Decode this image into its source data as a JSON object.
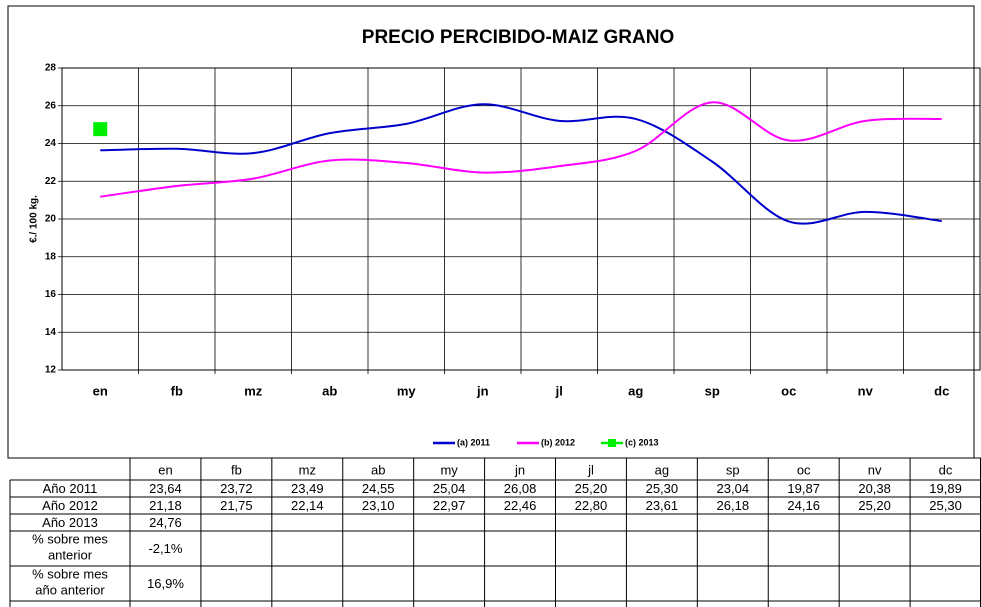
{
  "chart_data": {
    "type": "line",
    "title": "PRECIO PERCIBIDO-MAIZ GRANO",
    "y_label": "€./ 100 kg.",
    "categories": [
      "en",
      "fb",
      "mz",
      "ab",
      "my",
      "jn",
      "jl",
      "ag",
      "sp",
      "oc",
      "nv",
      "dc"
    ],
    "ylim": [
      12,
      28
    ],
    "yticks": [
      12,
      14,
      16,
      18,
      20,
      22,
      24,
      26,
      28
    ],
    "grid": true,
    "legend": "bottom",
    "series": [
      {
        "name": "(a) 2011",
        "color": "#0000cc",
        "marker": false,
        "values": [
          23.64,
          23.72,
          23.49,
          24.55,
          25.04,
          26.08,
          25.2,
          25.3,
          23.04,
          19.87,
          20.38,
          19.89
        ],
        "value_labels": [
          "23,64",
          "23,72",
          "23,49",
          "24,55",
          "25,04",
          "26,08",
          "25,20",
          "25,30",
          "23,04",
          "19,87",
          "20,38",
          "19,89"
        ]
      },
      {
        "name": "(b) 2012",
        "color": "#ff00ff",
        "marker": false,
        "values": [
          21.18,
          21.75,
          22.14,
          23.1,
          22.97,
          22.46,
          22.8,
          23.61,
          26.18,
          24.16,
          25.2,
          25.3
        ],
        "value_labels": [
          "21,18",
          "21,75",
          "22,14",
          "23,10",
          "22,97",
          "22,46",
          "22,80",
          "23,61",
          "26,18",
          "24,16",
          "25,20",
          "25,30"
        ]
      },
      {
        "name": "(c) 2013",
        "color": "#00ee00",
        "marker": true,
        "values": [
          24.76,
          null,
          null,
          null,
          null,
          null,
          null,
          null,
          null,
          null,
          null,
          null
        ],
        "value_labels": [
          "24,76",
          null,
          null,
          null,
          null,
          null,
          null,
          null,
          null,
          null,
          null,
          null
        ]
      }
    ],
    "table_row_labels": [
      "Año 2011",
      "Año 2012",
      "Año 2013"
    ],
    "extra_rows": [
      {
        "name": "% sobre mes anterior",
        "values": [
          -2.1,
          null,
          null,
          null,
          null,
          null,
          null,
          null,
          null,
          null,
          null,
          null
        ],
        "value_labels": [
          "-2,1%",
          null,
          null,
          null,
          null,
          null,
          null,
          null,
          null,
          null,
          null,
          null
        ]
      },
      {
        "name": "% sobre mes año anterior",
        "values": [
          16.9,
          null,
          null,
          null,
          null,
          null,
          null,
          null,
          null,
          null,
          null,
          null
        ],
        "value_labels": [
          "16,9%",
          null,
          null,
          null,
          null,
          null,
          null,
          null,
          null,
          null,
          null,
          null
        ]
      }
    ]
  }
}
^^^^
● REQUIRED TASK
Gather from the entries above all lines that include the string "color".

● FULL RESPONSE
        "color": "#0000cc",
        "color": "#ff00ff",
        "color": "#00ee00",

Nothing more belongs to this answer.